◆ Task brief: Print the listing as it stands, omitting all images.

◆ Data listing:

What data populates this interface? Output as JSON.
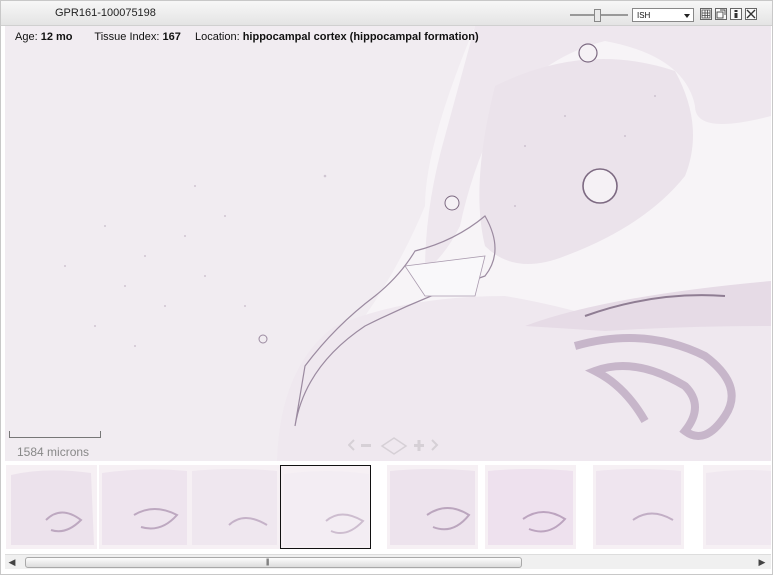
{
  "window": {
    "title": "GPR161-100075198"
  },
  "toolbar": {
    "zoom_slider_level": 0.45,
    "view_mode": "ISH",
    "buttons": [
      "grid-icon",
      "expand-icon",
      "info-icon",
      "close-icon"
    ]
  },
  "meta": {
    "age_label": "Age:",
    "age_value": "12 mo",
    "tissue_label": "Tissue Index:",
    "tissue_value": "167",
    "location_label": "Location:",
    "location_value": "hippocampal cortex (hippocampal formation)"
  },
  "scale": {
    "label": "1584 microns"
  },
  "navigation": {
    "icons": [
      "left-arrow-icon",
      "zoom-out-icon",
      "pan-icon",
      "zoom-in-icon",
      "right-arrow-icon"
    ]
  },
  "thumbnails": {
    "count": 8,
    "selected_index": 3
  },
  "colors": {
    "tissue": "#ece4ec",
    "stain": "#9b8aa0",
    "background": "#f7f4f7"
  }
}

◆ Answer for the task:
What data populates this interface? Output as JSON.
{
  "window": {
    "title": "GPR161-100075198"
  },
  "toolbar": {
    "zoom_slider_level": 0.45,
    "view_mode": "ISH",
    "buttons": [
      "grid-icon",
      "expand-icon",
      "info-icon",
      "close-icon"
    ]
  },
  "meta": {
    "age_label": "Age:",
    "age_value": "12 mo",
    "tissue_label": "Tissue Index:",
    "tissue_value": "167",
    "location_label": "Location:",
    "location_value": "hippocampal cortex (hippocampal formation)"
  },
  "scale": {
    "label": "1584 microns"
  },
  "navigation": {
    "icons": [
      "left-arrow-icon",
      "zoom-out-icon",
      "pan-icon",
      "zoom-in-icon",
      "right-arrow-icon"
    ]
  },
  "thumbnails": {
    "count": 8,
    "selected_index": 3
  },
  "colors": {
    "tissue": "#ece4ec",
    "stain": "#9b8aa0",
    "background": "#f7f4f7"
  }
}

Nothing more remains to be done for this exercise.